-- start --

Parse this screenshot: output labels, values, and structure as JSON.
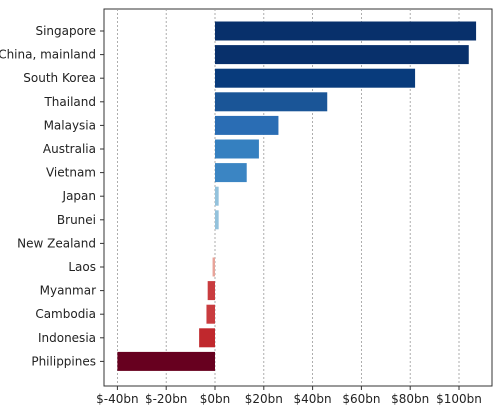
{
  "chart_data": {
    "type": "bar",
    "orientation": "horizontal",
    "categories": [
      "Singapore",
      "China, mainland",
      "South Korea",
      "Thailand",
      "Malaysia",
      "Australia",
      "Vietnam",
      "Japan",
      "Brunei",
      "New Zealand",
      "Laos",
      "Myanmar",
      "Cambodia",
      "Indonesia",
      "Philippines"
    ],
    "values": [
      107,
      104,
      82,
      46,
      26,
      18,
      13,
      1.5,
      1.5,
      0,
      -1,
      -3,
      -3.5,
      -6.5,
      -40
    ],
    "colors": [
      "#08306b",
      "#08306b",
      "#083b7c",
      "#1a5597",
      "#2a6db4",
      "#3580c0",
      "#3b85c3",
      "#93c2dc",
      "#93c2dc",
      "#d7e3f0",
      "#e8a49a",
      "#c93c3f",
      "#c93c3f",
      "#c0282d",
      "#67001f"
    ],
    "xticks": [
      -40,
      -20,
      0,
      20,
      40,
      60,
      80,
      100
    ],
    "xtick_labels": [
      "$-40bn",
      "$-20bn",
      "$0bn",
      "$20bn",
      "$40bn",
      "$60bn",
      "$80bn",
      "$100bn"
    ],
    "xlim": [
      -45,
      110
    ],
    "grid": true,
    "title": "",
    "xlabel": "",
    "ylabel": ""
  }
}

-- end --

What is needed – Copy every record above exactly, leaving out the pictures.

Response below –
Parse this screenshot: output labels, values, and structure as JSON.
{
  "chart_data": {
    "type": "bar",
    "orientation": "horizontal",
    "categories": [
      "Singapore",
      "China, mainland",
      "South Korea",
      "Thailand",
      "Malaysia",
      "Australia",
      "Vietnam",
      "Japan",
      "Brunei",
      "New Zealand",
      "Laos",
      "Myanmar",
      "Cambodia",
      "Indonesia",
      "Philippines"
    ],
    "values": [
      107,
      104,
      82,
      46,
      26,
      18,
      13,
      1.5,
      1.5,
      0,
      -1,
      -3,
      -3.5,
      -6.5,
      -40
    ],
    "colors": [
      "#08306b",
      "#08306b",
      "#083b7c",
      "#1a5597",
      "#2a6db4",
      "#3580c0",
      "#3b85c3",
      "#93c2dc",
      "#93c2dc",
      "#d7e3f0",
      "#e8a49a",
      "#c93c3f",
      "#c93c3f",
      "#c0282d",
      "#67001f"
    ],
    "xticks": [
      -40,
      -20,
      0,
      20,
      40,
      60,
      80,
      100
    ],
    "xtick_labels": [
      "$-40bn",
      "$-20bn",
      "$0bn",
      "$20bn",
      "$40bn",
      "$60bn",
      "$80bn",
      "$100bn"
    ],
    "xlim": [
      -45,
      110
    ],
    "grid": true,
    "title": "",
    "xlabel": "",
    "ylabel": ""
  }
}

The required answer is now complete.